* begin EXTRACTED ENTRIES *

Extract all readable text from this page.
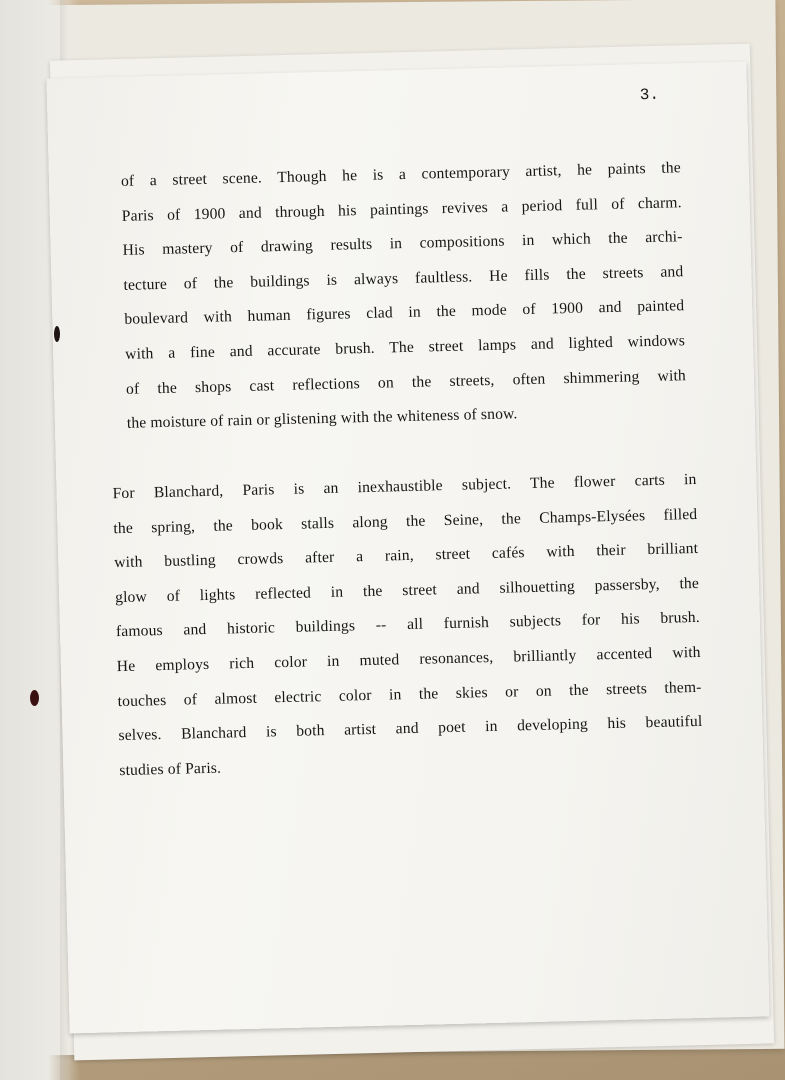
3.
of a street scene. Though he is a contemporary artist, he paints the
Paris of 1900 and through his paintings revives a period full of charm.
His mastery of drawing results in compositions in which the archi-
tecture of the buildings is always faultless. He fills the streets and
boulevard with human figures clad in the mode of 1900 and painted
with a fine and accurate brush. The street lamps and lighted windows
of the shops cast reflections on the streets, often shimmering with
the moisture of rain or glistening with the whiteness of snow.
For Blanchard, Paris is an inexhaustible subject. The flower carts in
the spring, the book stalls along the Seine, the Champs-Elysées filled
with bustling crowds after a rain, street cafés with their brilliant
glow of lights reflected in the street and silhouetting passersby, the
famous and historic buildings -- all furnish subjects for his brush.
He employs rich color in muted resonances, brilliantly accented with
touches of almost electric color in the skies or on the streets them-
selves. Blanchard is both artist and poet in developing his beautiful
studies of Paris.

* end EXTRACTED ENTRIES *

- _WHAT YOU ARE ASKED TO DO_: Copy down every line of the material above that includes the string "Paris".

- _TASK SOLUTION_:
Paris of 1900 and through his paintings revives a period full of charm.
For Blanchard, Paris is an inexhaustible subject. The flower carts in
studies of Paris.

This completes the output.